[Records from a collection]

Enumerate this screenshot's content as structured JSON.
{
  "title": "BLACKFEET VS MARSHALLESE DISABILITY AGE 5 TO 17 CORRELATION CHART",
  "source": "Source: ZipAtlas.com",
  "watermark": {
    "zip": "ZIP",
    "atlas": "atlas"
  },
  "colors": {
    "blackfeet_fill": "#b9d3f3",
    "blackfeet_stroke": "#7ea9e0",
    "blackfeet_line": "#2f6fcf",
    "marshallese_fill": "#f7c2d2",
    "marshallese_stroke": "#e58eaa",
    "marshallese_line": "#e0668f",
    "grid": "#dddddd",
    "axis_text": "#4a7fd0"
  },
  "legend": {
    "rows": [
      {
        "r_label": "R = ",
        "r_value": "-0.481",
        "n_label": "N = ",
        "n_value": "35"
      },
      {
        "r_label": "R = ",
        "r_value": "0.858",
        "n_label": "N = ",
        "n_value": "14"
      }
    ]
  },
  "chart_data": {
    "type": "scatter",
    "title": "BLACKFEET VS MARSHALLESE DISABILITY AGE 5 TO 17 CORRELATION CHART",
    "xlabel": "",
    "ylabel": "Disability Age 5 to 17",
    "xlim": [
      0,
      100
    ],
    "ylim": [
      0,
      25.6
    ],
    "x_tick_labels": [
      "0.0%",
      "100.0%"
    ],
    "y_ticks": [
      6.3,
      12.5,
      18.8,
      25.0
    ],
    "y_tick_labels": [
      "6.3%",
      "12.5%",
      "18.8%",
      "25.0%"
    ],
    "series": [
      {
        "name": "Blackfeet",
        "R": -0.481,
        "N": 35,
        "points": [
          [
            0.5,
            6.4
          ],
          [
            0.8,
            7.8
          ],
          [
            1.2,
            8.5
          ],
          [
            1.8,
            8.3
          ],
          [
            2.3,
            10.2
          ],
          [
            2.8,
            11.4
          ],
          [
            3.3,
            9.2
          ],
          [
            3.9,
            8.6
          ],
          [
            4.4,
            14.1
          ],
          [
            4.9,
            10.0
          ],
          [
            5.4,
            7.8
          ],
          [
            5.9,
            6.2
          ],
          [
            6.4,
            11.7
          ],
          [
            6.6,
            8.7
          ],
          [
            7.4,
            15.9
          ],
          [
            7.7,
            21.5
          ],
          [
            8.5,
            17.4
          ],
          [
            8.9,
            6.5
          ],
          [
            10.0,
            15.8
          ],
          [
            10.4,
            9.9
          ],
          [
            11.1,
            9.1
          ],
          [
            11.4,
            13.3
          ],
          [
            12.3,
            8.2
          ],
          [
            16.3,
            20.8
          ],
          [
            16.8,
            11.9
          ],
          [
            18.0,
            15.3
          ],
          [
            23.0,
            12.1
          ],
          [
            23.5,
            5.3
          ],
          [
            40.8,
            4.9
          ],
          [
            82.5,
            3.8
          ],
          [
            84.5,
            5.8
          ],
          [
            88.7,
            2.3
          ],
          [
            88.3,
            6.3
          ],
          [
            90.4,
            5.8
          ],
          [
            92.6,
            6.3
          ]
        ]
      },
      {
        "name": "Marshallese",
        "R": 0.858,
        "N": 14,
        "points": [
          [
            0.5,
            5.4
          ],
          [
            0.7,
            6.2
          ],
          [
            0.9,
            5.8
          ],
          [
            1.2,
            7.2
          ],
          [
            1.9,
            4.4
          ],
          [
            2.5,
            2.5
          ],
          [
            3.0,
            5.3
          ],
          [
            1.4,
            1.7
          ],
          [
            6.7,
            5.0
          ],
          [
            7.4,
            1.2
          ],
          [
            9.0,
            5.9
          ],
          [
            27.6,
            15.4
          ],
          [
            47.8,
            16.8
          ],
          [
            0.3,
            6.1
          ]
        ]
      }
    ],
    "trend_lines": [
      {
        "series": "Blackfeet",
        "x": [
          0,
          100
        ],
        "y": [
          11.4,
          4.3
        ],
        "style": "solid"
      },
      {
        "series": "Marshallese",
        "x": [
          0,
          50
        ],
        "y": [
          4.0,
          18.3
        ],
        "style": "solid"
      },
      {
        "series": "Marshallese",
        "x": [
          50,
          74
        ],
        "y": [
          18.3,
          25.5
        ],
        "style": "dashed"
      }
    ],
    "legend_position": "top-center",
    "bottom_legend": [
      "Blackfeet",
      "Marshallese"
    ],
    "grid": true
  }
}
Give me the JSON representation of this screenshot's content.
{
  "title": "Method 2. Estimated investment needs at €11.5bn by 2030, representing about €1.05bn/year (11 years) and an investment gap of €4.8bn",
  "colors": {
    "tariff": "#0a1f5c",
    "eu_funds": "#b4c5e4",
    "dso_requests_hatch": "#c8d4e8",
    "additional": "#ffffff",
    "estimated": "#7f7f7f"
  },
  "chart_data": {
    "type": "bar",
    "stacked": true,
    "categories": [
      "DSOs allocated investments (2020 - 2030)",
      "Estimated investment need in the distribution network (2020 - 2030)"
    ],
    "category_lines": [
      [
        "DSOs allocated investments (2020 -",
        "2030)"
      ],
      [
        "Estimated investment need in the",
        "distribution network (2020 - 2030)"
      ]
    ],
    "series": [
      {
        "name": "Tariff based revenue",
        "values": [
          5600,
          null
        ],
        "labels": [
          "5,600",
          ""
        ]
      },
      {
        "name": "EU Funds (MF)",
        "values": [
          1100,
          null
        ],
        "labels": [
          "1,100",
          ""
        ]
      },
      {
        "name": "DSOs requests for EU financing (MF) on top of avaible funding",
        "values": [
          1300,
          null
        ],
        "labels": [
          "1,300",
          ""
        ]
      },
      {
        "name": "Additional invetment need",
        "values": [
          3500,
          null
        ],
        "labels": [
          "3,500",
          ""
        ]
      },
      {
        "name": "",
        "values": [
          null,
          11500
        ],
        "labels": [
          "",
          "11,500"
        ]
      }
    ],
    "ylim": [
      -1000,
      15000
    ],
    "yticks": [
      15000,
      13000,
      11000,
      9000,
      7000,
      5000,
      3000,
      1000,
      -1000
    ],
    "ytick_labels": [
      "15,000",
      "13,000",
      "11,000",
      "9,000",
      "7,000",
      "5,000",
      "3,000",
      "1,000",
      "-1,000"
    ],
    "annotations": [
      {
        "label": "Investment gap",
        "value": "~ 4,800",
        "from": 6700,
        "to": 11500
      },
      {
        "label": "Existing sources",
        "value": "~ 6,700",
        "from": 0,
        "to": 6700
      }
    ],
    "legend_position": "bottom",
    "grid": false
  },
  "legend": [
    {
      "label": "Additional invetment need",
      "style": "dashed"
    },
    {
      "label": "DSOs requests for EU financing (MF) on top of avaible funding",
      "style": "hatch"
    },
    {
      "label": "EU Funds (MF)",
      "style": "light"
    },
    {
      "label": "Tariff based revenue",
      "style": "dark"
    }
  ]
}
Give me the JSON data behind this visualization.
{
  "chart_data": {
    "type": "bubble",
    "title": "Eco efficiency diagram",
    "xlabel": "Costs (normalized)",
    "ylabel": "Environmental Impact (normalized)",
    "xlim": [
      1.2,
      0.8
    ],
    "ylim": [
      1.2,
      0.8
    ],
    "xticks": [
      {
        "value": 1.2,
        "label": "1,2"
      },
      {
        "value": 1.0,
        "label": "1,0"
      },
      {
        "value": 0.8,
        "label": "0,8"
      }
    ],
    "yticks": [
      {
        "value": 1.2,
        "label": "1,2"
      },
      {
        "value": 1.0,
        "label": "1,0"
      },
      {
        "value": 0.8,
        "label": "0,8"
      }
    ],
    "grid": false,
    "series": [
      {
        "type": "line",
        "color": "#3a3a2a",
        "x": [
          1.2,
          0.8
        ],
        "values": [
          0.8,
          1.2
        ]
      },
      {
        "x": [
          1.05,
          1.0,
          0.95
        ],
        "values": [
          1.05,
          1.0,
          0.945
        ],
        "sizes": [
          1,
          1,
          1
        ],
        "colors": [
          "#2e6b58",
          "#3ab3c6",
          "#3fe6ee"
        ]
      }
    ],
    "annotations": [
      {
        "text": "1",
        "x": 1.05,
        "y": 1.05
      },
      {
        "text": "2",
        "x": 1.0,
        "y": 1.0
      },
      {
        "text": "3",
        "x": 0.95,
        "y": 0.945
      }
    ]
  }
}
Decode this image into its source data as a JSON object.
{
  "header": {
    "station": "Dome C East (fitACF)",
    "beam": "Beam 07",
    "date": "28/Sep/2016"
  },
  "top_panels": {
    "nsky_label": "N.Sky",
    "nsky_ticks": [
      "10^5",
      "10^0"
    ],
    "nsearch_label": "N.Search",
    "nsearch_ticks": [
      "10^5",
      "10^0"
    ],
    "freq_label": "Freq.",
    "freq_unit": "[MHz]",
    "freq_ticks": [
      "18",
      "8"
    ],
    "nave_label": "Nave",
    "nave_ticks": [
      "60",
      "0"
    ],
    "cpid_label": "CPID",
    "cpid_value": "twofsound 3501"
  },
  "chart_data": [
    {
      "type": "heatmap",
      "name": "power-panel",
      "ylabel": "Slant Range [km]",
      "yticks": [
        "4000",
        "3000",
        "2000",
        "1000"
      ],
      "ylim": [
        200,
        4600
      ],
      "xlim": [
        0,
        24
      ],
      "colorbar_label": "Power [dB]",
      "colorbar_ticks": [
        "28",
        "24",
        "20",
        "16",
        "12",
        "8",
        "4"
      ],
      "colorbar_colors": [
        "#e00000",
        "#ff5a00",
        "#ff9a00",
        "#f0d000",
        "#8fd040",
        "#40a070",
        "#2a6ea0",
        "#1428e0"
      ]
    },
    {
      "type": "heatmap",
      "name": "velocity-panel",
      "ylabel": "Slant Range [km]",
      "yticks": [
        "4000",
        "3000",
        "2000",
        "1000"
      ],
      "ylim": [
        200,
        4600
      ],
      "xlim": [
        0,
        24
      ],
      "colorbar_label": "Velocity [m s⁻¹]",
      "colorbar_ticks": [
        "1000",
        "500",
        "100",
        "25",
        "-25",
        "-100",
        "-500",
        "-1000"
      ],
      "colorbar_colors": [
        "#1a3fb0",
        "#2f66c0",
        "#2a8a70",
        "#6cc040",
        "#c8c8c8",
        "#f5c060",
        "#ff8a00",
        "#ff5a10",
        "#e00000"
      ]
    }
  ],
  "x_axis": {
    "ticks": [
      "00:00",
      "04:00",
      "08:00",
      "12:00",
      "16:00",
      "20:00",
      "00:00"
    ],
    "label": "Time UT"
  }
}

Goal of the exercise
Where a line above contains the word "financing", copy that line.

The solution
        "name": "DSOs requests for EU financing (MF) on top of avaible funding",
      "label": "DSOs requests for EU financing (MF) on top of avaible funding",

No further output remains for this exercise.